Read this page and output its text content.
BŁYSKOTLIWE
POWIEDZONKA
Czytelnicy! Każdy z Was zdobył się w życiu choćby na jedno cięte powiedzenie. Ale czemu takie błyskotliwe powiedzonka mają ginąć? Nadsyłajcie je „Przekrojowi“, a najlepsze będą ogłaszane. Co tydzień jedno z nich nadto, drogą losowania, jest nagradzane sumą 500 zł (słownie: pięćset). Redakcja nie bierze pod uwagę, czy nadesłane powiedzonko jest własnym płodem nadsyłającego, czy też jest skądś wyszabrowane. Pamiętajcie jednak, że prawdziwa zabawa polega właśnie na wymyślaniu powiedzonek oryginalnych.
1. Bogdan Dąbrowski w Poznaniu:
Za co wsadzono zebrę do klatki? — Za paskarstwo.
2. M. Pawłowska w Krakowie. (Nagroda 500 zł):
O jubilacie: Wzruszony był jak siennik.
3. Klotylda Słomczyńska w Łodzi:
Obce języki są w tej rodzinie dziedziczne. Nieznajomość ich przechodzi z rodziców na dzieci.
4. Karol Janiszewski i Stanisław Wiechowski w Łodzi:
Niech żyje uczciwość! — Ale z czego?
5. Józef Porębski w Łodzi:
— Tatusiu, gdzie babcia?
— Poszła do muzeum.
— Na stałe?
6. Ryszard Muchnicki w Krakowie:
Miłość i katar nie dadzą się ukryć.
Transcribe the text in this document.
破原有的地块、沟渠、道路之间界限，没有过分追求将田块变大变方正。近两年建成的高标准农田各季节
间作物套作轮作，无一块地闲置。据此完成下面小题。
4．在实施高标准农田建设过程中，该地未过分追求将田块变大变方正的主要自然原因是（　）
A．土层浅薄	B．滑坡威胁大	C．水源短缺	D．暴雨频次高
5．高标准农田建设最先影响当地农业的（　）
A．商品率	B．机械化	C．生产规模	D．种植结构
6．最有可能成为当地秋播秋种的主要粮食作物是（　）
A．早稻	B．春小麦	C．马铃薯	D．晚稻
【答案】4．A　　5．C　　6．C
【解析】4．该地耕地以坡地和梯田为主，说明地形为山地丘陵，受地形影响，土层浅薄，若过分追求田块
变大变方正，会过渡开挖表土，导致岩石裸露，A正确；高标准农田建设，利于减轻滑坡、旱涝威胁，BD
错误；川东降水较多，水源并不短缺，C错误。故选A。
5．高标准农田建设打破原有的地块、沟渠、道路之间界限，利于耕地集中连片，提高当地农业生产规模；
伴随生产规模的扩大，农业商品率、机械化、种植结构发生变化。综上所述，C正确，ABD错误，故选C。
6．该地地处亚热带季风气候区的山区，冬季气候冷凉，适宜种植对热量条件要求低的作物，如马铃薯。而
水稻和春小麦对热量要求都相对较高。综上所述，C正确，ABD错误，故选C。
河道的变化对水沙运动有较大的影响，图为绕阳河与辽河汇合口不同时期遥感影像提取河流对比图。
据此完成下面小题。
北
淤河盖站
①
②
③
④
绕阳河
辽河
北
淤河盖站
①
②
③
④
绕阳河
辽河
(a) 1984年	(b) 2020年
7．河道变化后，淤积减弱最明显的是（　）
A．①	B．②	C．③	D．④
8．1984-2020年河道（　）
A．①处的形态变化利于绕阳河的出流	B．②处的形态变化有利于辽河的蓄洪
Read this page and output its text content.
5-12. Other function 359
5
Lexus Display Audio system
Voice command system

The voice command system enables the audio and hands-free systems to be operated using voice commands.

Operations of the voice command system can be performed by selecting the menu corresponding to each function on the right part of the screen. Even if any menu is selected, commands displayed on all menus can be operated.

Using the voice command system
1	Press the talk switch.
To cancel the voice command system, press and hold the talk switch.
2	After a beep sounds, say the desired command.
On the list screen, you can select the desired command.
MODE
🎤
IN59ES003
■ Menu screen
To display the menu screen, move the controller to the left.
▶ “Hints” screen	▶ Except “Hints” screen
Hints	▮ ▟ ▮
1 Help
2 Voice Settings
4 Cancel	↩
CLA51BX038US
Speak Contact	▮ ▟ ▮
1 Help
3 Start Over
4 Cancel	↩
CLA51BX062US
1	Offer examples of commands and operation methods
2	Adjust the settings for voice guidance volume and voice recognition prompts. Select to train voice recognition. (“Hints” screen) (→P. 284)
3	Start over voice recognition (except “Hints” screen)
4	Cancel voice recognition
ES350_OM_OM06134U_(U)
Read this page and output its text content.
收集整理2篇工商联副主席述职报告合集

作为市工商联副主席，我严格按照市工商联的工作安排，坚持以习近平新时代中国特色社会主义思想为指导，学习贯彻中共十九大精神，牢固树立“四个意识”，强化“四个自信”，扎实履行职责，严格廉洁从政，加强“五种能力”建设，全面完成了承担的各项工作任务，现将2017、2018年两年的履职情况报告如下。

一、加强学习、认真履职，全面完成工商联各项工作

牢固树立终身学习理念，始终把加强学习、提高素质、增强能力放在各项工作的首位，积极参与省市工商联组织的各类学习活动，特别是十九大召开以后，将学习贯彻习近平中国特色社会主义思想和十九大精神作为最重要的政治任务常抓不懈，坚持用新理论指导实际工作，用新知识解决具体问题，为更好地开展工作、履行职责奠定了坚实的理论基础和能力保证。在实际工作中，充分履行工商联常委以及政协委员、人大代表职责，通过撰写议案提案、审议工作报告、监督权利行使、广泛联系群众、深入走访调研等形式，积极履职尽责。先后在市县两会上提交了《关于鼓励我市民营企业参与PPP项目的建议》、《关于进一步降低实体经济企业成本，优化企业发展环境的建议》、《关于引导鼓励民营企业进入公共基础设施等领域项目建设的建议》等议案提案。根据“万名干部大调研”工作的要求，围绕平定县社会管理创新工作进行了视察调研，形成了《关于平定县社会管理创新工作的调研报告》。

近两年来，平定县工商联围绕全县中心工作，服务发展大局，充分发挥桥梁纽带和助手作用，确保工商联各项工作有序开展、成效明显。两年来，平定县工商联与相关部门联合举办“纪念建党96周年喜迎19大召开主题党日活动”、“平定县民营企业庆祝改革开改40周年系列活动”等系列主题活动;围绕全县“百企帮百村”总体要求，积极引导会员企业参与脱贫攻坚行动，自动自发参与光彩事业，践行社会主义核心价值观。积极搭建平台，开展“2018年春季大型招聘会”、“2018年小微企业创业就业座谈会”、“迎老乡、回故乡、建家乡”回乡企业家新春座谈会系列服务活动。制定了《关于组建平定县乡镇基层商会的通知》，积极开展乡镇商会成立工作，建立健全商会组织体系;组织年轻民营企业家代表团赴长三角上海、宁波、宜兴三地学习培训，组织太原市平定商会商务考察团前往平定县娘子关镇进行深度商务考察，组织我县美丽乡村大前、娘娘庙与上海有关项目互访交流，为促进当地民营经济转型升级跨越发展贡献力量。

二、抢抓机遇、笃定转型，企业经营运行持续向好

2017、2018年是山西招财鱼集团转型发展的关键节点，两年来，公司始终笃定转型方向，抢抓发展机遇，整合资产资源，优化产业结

━━━━

Output all of the data above without any alteration.

*EXERCISE RESPONSE*:
Read this page and output its text content.
BŁYSKOTLIWE
POWIEDZONKA
Czytelnicy! Każdy z Was zdobył się w życiu choćby na jedno cięte powiedzenie. Ale czemu takie błyskotliwe powiedzonka mają ginąć? Nadsyłajcie je „Przekrojowi“, a najlepsze będą ogłaszane. Co tydzień jedno z nich nadto, drogą losowania, jest nagradzane sumą 500 zł (słownie: pięćset). Redakcja nie bierze pod uwagę, czy nadesłane powiedzonko jest własnym płodem nadsyłającego, czy też jest skądś wyszabrowane. Pamiętajcie jednak, że prawdziwa zabawa polega właśnie na wymyślaniu powiedzonek oryginalnych.
1. Bogdan Dąbrowski w Poznaniu:
Za co wsadzono zebrę do klatki? — Za paskarstwo.
2. M. Pawłowska w Krakowie. (Nagroda 500 zł):
O jubilacie: Wzruszony był jak siennik.
3. Klotylda Słomczyńska w Łodzi:
Obce języki są w tej rodzinie dziedziczne. Nieznajomość ich przechodzi z rodziców na dzieci.
4. Karol Janiszewski i Stanisław Wiechowski w Łodzi:
Niech żyje uczciwość! — Ale z czego?
5. Józef Porębski w Łodzi:
— Tatusiu, gdzie babcia?
— Poszła do muzeum.
— Na stałe?
6. Ryszard Muchnicki w Krakowie:
Miłość i katar nie dadzą się ukryć.
Transcribe the text in this document.
破原有的地块、沟渠、道路之间界限，没有过分追求将田块变大变方正。近两年建成的高标准农田各季节
间作物套作轮作，无一块地闲置。据此完成下面小题。
4．在实施高标准农田建设过程中，该地未过分追求将田块变大变方正的主要自然原因是（　）
A．土层浅薄	B．滑坡威胁大	C．水源短缺	D．暴雨频次高
5．高标准农田建设最先影响当地农业的（　）
A．商品率	B．机械化	C．生产规模	D．种植结构
6．最有可能成为当地秋播秋种的主要粮食作物是（　）
A．早稻	B．春小麦	C．马铃薯	D．晚稻
【答案】4．A　　5．C　　6．C
【解析】4．该地耕地以坡地和梯田为主，说明地形为山地丘陵，受地形影响，土层浅薄，若过分追求田块
变大变方正，会过渡开挖表土，导致岩石裸露，A正确；高标准农田建设，利于减轻滑坡、旱涝威胁，BD
错误；川东降水较多，水源并不短缺，C错误。故选A。
5．高标准农田建设打破原有的地块、沟渠、道路之间界限，利于耕地集中连片，提高当地农业生产规模；
伴随生产规模的扩大，农业商品率、机械化、种植结构发生变化。综上所述，C正确，ABD错误，故选C。
6．该地地处亚热带季风气候区的山区，冬季气候冷凉，适宜种植对热量条件要求低的作物，如马铃薯。而
水稻和春小麦对热量要求都相对较高。综上所述，C正确，ABD错误，故选C。
河道的变化对水沙运动有较大的影响，图为绕阳河与辽河汇合口不同时期遥感影像提取河流对比图。
据此完成下面小题。
北
淤河盖站
①
②
③
④
绕阳河
辽河
北
淤河盖站
①
②
③
④
绕阳河
辽河
(a) 1984年	(b) 2020年
7．河道变化后，淤积减弱最明显的是（　）
A．①	B．②	C．③	D．④
8．1984-2020年河道（　）
A．①处的形态变化利于绕阳河的出流	B．②处的形态变化有利于辽河的蓄洪
Read this page and output its text content.
5-12. Other function 359
5
Lexus Display Audio system
Voice command system

The voice command system enables the audio and hands-free systems to be operated using voice commands.

Operations of the voice command system can be performed by selecting the menu corresponding to each function on the right part of the screen. Even if any menu is selected, commands displayed on all menus can be operated.

Using the voice command system
1	Press the talk switch.
To cancel the voice command system, press and hold the talk switch.
2	After a beep sounds, say the desired command.
On the list screen, you can select the desired command.
MODE
🎤
IN59ES003
■ Menu screen
To display the menu screen, move the controller to the left.
▶ “Hints” screen	▶ Except “Hints” screen
Hints	▮ ▟ ▮
1 Help
2 Voice Settings
4 Cancel	↩
CLA51BX038US
Speak Contact	▮ ▟ ▮
1 Help
3 Start Over
4 Cancel	↩
CLA51BX062US
1	Offer examples of commands and operation methods
2	Adjust the settings for voice guidance volume and voice recognition prompts. Select to train voice recognition. (“Hints” screen) (→P. 284)
3	Start over voice recognition (except “Hints” screen)
4	Cancel voice recognition
ES350_OM_OM06134U_(U)
Read this page and output its text content.
收集整理2篇工商联副主席述职报告合集

作为市工商联副主席，我严格按照市工商联的工作安排，坚持以习近平新时代中国特色社会主义思想为指导，学习贯彻中共十九大精神，牢固树立“四个意识”，强化“四个自信”，扎实履行职责，严格廉洁从政，加强“五种能力”建设，全面完成了承担的各项工作任务，现将2017、2018年两年的履职情况报告如下。

一、加强学习、认真履职，全面完成工商联各项工作

牢固树立终身学习理念，始终把加强学习、提高素质、增强能力放在各项工作的首位，积极参与省市工商联组织的各类学习活动，特别是十九大召开以后，将学习贯彻习近平中国特色社会主义思想和十九大精神作为最重要的政治任务常抓不懈，坚持用新理论指导实际工作，用新知识解决具体问题，为更好地开展工作、履行职责奠定了坚实的理论基础和能力保证。在实际工作中，充分履行工商联常委以及政协委员、人大代表职责，通过撰写议案提案、审议工作报告、监督权利行使、广泛联系群众、深入走访调研等形式，积极履职尽责。先后在市县两会上提交了《关于鼓励我市民营企业参与PPP项目的建议》、《关于进一步降低实体经济企业成本，优化企业发展环境的建议》、《关于引导鼓励民营企业进入公共基础设施等领域项目建设的建议》等议案提案。根据“万名干部大调研”工作的要求，围绕平定县社会管理创新工作进行了视察调研，形成了《关于平定县社会管理创新工作的调研报告》。

近两年来，平定县工商联围绕全县中心工作，服务发展大局，充分发挥桥梁纽带和助手作用，确保工商联各项工作有序开展、成效明显。两年来，平定县工商联与相关部门联合举办“纪念建党96周年喜迎19大召开主题党日活动”、“平定县民营企业庆祝改革开改40周年系列活动”等系列主题活动;围绕全县“百企帮百村”总体要求，积极引导会员企业参与脱贫攻坚行动，自动自发参与光彩事业，践行社会主义核心价值观。积极搭建平台，开展“2018年春季大型招聘会”、“2018年小微企业创业就业座谈会”、“迎老乡、回故乡、建家乡”回乡企业家新春座谈会系列服务活动。制定了《关于组建平定县乡镇基层商会的通知》，积极开展乡镇商会成立工作，建立健全商会组织体系;组织年轻民营企业家代表团赴长三角上海、宁波、宜兴三地学习培训，组织太原市平定商会商务考察团前往平定县娘子关镇进行深度商务考察，组织我县美丽乡村大前、娘娘庙与上海有关项目互访交流，为促进当地民营经济转型升级跨越发展贡献力量。

二、抢抓机遇、笃定转型，企业经营运行持续向好

2017、2018年是山西招财鱼集团转型发展的关键节点，两年来，公司始终笃定转型方向，抢抓发展机遇，整合资产资源，优化产业结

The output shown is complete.